:: PROBLEM TO SOLVE ::
Scan the data below. Pull out each line where "Ctrl" occurs.

---+---

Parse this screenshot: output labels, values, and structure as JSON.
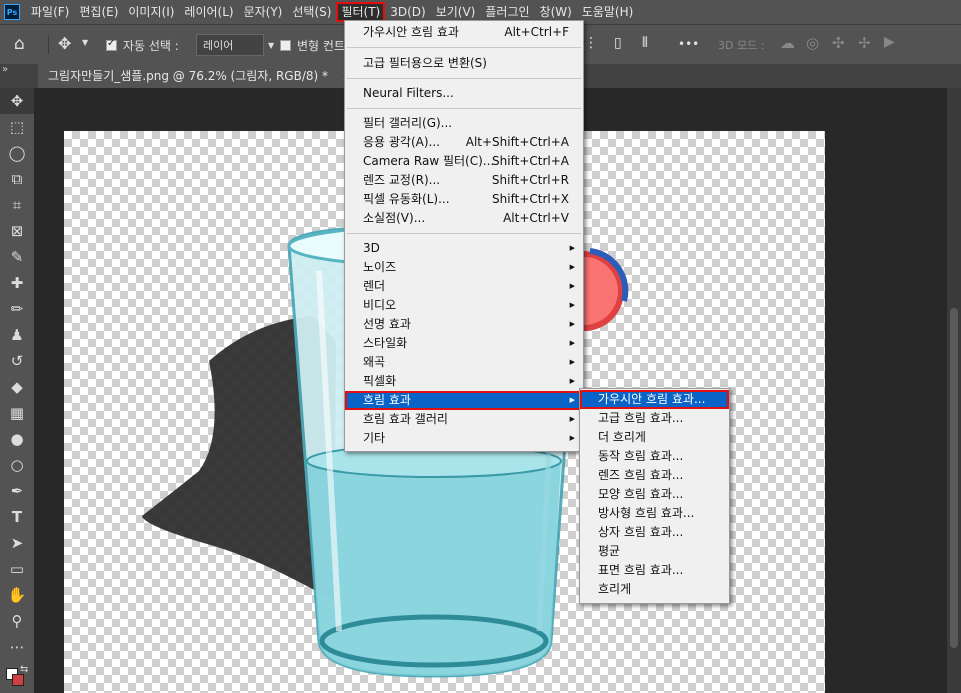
{
  "menubar": {
    "logo": "Ps",
    "items": [
      "파일(F)",
      "편집(E)",
      "이미지(I)",
      "레이어(L)",
      "문자(Y)",
      "선택(S)",
      "필터(T)",
      "3D(D)",
      "보기(V)",
      "플러그인",
      "창(W)",
      "도움말(H)"
    ]
  },
  "options": {
    "auto_select_label": "자동 선택 :",
    "layer_select": "레이어",
    "transform_label": "변형 컨트",
    "more": "•••",
    "mode3d_label": "3D 모드 :"
  },
  "document": {
    "tab_title": "그림자만들기_샘플.png @ 76.2% (그림자, RGB/8) *",
    "tab_close": "×"
  },
  "filter_menu": {
    "items": [
      {
        "label": "가우시안 흐림 효과",
        "shortcut": "Alt+Ctrl+F"
      },
      {
        "label": "고급 필터용으로 변환(S)",
        "shortcut": ""
      },
      {
        "label": "Neural Filters...",
        "shortcut": ""
      },
      {
        "label": "필터 갤러리(G)...",
        "shortcut": ""
      },
      {
        "label": "응용 광각(A)...",
        "shortcut": "Alt+Shift+Ctrl+A"
      },
      {
        "label": "Camera Raw 필터(C)...",
        "shortcut": "Shift+Ctrl+A"
      },
      {
        "label": "렌즈 교정(R)...",
        "shortcut": "Shift+Ctrl+R"
      },
      {
        "label": "픽셀 유동화(L)...",
        "shortcut": "Shift+Ctrl+X"
      },
      {
        "label": "소실점(V)...",
        "shortcut": "Alt+Ctrl+V"
      },
      {
        "label": "3D",
        "shortcut": ""
      },
      {
        "label": "노이즈",
        "shortcut": ""
      },
      {
        "label": "렌더",
        "shortcut": ""
      },
      {
        "label": "비디오",
        "shortcut": ""
      },
      {
        "label": "선명 효과",
        "shortcut": ""
      },
      {
        "label": "스타일화",
        "shortcut": ""
      },
      {
        "label": "왜곡",
        "shortcut": ""
      },
      {
        "label": "픽셀화",
        "shortcut": ""
      },
      {
        "label": "흐림 효과",
        "shortcut": ""
      },
      {
        "label": "흐림 효과 갤러리",
        "shortcut": ""
      },
      {
        "label": "기타",
        "shortcut": ""
      }
    ]
  },
  "blur_submenu": {
    "items": [
      "가우시안 흐림 효과...",
      "고급 흐림 효과...",
      "더 흐리게",
      "동작 흐림 효과...",
      "렌즈 흐림 효과...",
      "모양 흐림 효과...",
      "방사형 흐림 효과...",
      "상자 흐림 효과...",
      "평균",
      "표면 흐림 효과...",
      "흐리게"
    ]
  },
  "colors": {
    "highlight": "#0a64c8",
    "outline": "#e01010",
    "ui_gray": "#535353"
  }
}
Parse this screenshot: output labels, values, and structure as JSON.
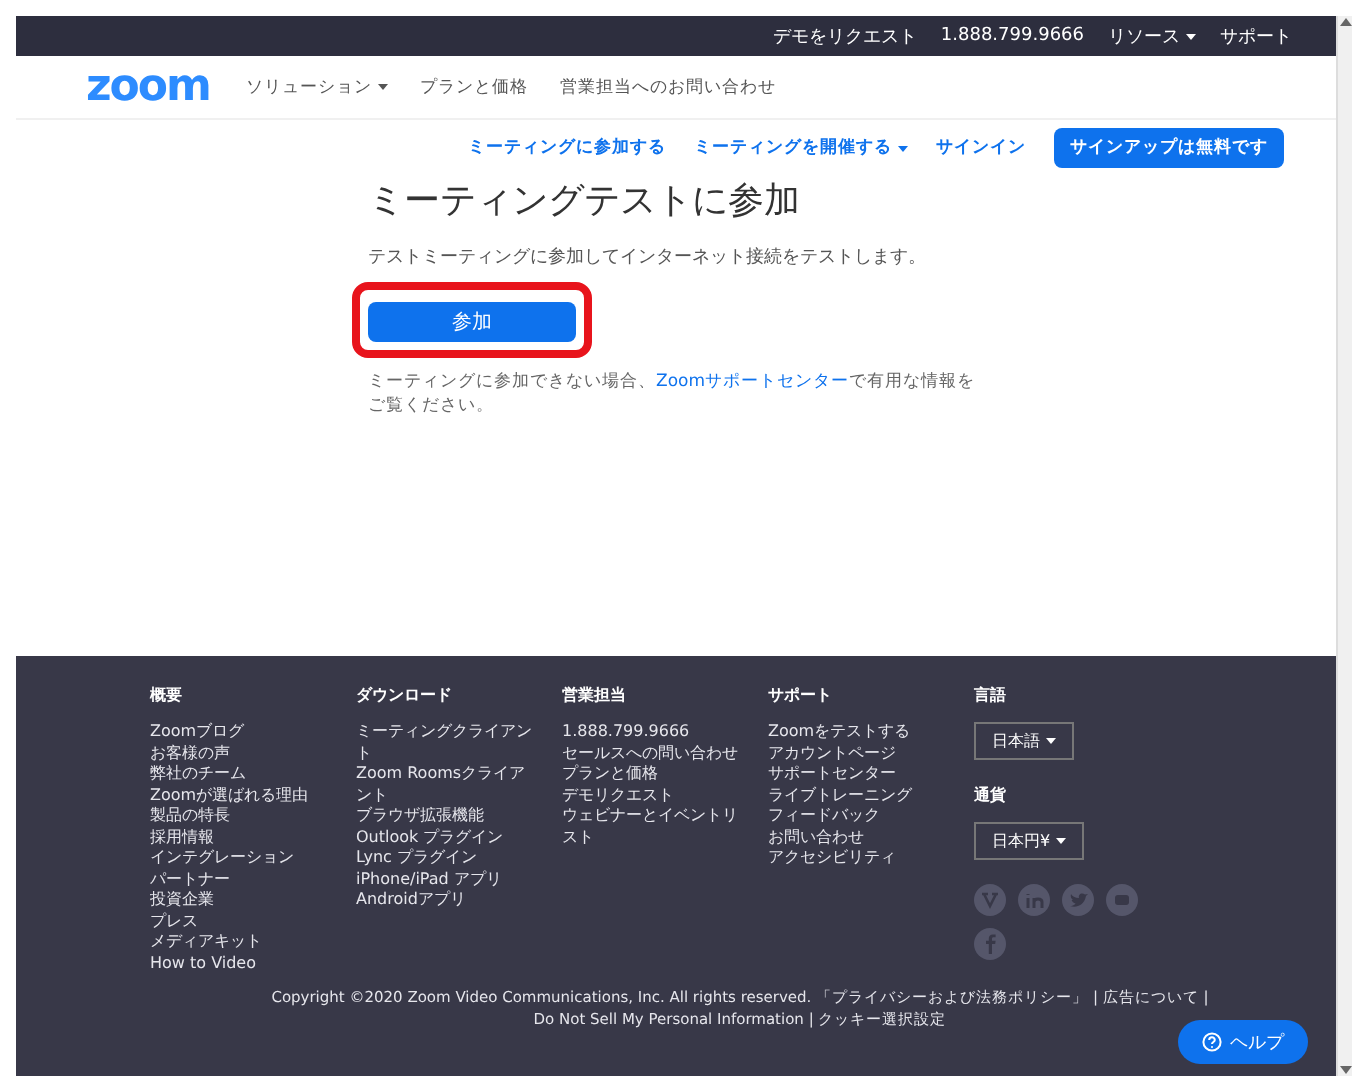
{
  "top_bar": {
    "items": [
      {
        "label": "デモをリクエスト",
        "dropdown": false
      },
      {
        "label": "1.888.799.9666",
        "dropdown": false
      },
      {
        "label": "リソース",
        "dropdown": true
      },
      {
        "label": "サポート",
        "dropdown": false
      }
    ]
  },
  "header": {
    "logo": "zoom",
    "nav": [
      {
        "label": "ソリューション",
        "dropdown": true
      },
      {
        "label": "プランと価格",
        "dropdown": false
      },
      {
        "label": "営業担当へのお問い合わせ",
        "dropdown": false
      }
    ]
  },
  "subnav": {
    "links": [
      {
        "label": "ミーティングに参加する",
        "dropdown": false
      },
      {
        "label": "ミーティングを開催する",
        "dropdown": true
      },
      {
        "label": "サインイン",
        "dropdown": false
      }
    ],
    "signup_button": "サインアップは無料です"
  },
  "main": {
    "title": "ミーティングテストに参加",
    "description": "テストミーティングに参加してインターネット接続をテストします。",
    "join_button": "参加",
    "highlighted": true,
    "help_before": "ミーティングに参加できない場合、",
    "help_link": "Zoomサポートセンター",
    "help_after": "で有用な情報をご覧ください。"
  },
  "footer": {
    "columns": [
      {
        "heading": "概要",
        "links": [
          "Zoomブログ",
          "お客様の声",
          "弊社のチーム",
          "Zoomが選ばれる理由",
          "製品の特長",
          "採用情報",
          "インテグレーション",
          "パートナー",
          "投資企業",
          "プレス",
          "メディアキット",
          "How to Video"
        ]
      },
      {
        "heading": "ダウンロード",
        "links": [
          "ミーティングクライアント",
          "Zoom Roomsクライアント",
          "ブラウザ拡張機能",
          "Outlook プラグイン",
          "Lync プラグイン",
          "iPhone/iPad アプリ",
          "Androidアプリ"
        ]
      },
      {
        "heading": "営業担当",
        "links": [
          "1.888.799.9666",
          "セールスへの問い合わせ",
          "プランと価格",
          "デモリクエスト",
          "ウェビナーとイベントリスト"
        ]
      },
      {
        "heading": "サポート",
        "links": [
          "Zoomをテストする",
          "アカウントページ",
          "サポートセンター",
          "ライブトレーニング",
          "フィードバック",
          "お問い合わせ",
          "アクセシビリティ"
        ]
      }
    ],
    "language": {
      "heading": "言語",
      "value": "日本語"
    },
    "currency": {
      "heading": "通貨",
      "value": "日本円¥"
    },
    "copyright": "Copyright ©2020 Zoom Video Communications, Inc. All rights reserved.",
    "separator": "|",
    "legal_links": [
      "「プライバシーおよび法務ポリシー」",
      "広告について",
      "Do Not Sell My Personal Information",
      "クッキー選択設定"
    ]
  },
  "help_button": "ヘルプ"
}
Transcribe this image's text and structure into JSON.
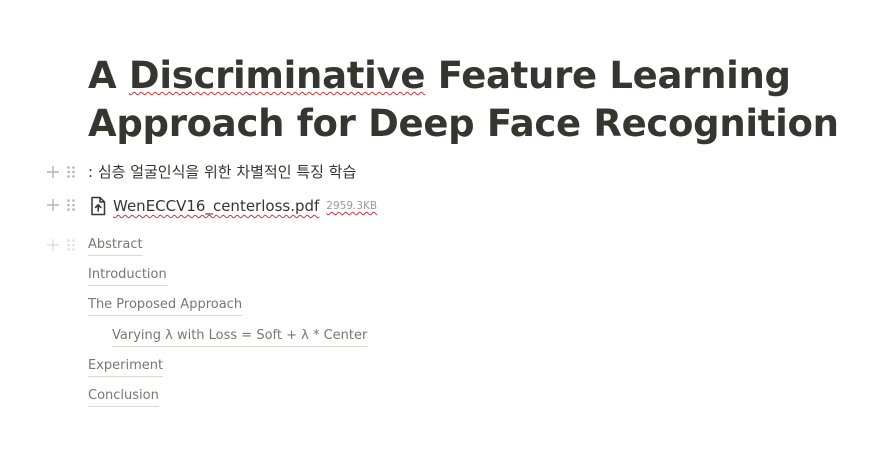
{
  "page": {
    "title_part1": "A ",
    "title_squiggle": "Discriminative",
    "title_part2": " Feature Learning Approach for Deep Face Recognition",
    "subtitle": ": 심층 얼굴인식을 위한 차별적인 특징 학습"
  },
  "attachment": {
    "icon": "file-upload-icon",
    "name": "WenECCV16_centerloss.pdf",
    "size": "2959.3KB"
  },
  "toc": [
    {
      "label": "Abstract",
      "level": 1
    },
    {
      "label": "Introduction",
      "level": 1
    },
    {
      "label": "The Proposed Approach",
      "level": 1
    },
    {
      "label": "Varying λ with Loss = Soft + λ * Center",
      "level": 2
    },
    {
      "label": "Experiment",
      "level": 1
    },
    {
      "label": "Conclusion",
      "level": 1
    }
  ],
  "colors": {
    "text": "#37352f",
    "muted": "#787774",
    "handle": "#b5b4b1",
    "spellcheck": "#d13438"
  }
}
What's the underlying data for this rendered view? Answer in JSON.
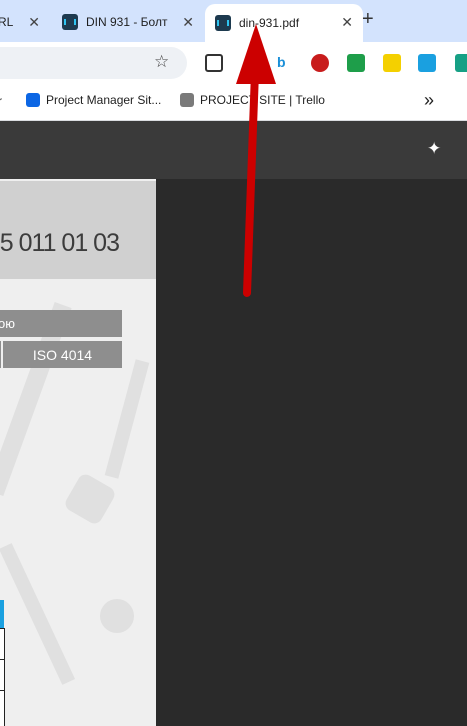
{
  "tabs": [
    {
      "title": "RL",
      "active": false
    },
    {
      "title": "DIN 931 - Болт",
      "active": false
    },
    {
      "title": "din-931.pdf",
      "active": true
    }
  ],
  "new_tab": "+",
  "bookmarks": {
    "items": [
      {
        "label": "Project Manager Sit..."
      },
      {
        "label": "PROJECT SITE | Trello"
      }
    ],
    "overflow": "»"
  },
  "document": {
    "code": "5 011 01 03",
    "cell_top": "ою",
    "cell_standard": "ISO 4014"
  },
  "icons": {
    "star": "bookmark-star-icon",
    "sparkle": "sparkle-icon"
  },
  "colors": {
    "tab_strip": "#d3e3fd",
    "annotation_arrow": "#cc0000",
    "pdf_background": "#2a2a2a",
    "table_header": "#8e8e8e"
  }
}
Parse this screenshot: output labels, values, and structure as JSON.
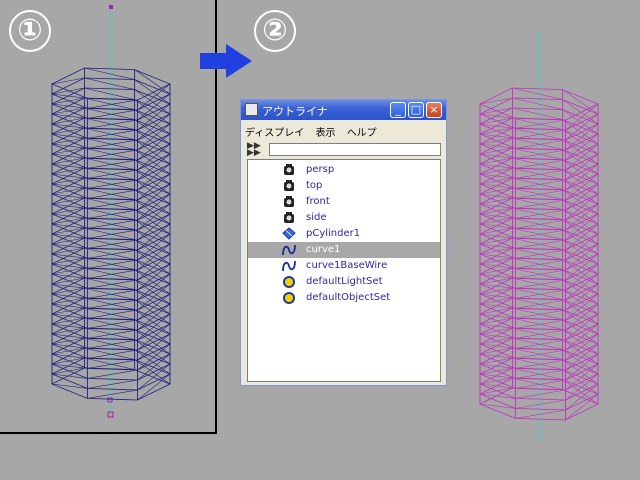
{
  "steps": {
    "one": "①",
    "two": "②"
  },
  "outliner": {
    "title": "アウトライナ",
    "menu": [
      "ディスプレイ",
      "表示",
      "ヘルプ"
    ],
    "buttons": {
      "minimize": "_",
      "maximize": "□",
      "close": "×"
    },
    "filter_value": "",
    "items": [
      {
        "label": "persp",
        "icon": "camera-icon"
      },
      {
        "label": "top",
        "icon": "camera-icon"
      },
      {
        "label": "front",
        "icon": "camera-icon"
      },
      {
        "label": "side",
        "icon": "camera-icon"
      },
      {
        "label": "pCylinder1",
        "icon": "mesh-icon"
      },
      {
        "label": "curve1",
        "icon": "curve-icon",
        "selected": true
      },
      {
        "label": "curve1BaseWire",
        "icon": "curve-icon"
      },
      {
        "label": "defaultLightSet",
        "icon": "set-icon"
      },
      {
        "label": "defaultObjectSet",
        "icon": "set-icon"
      }
    ]
  },
  "colors": {
    "viewport_bg": "#a7a7a7",
    "wire_left": "#1f1f7a",
    "wire_right": "#c030c0",
    "pivot_line": "#3fd0c8",
    "arrow": "#2040e0"
  }
}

---+---

:: FINISHED TASK ::
        "shortcut": "Alt+Ctrl+F"
        "shortcut": "Alt+Shift+Ctrl+A"
        "shortcut": "Shift+Ctrl+A"
        "shortcut": "Shift+Ctrl+R"
        "shortcut": "Shift+Ctrl+X"
        "shortcut": "Alt+Ctrl+V"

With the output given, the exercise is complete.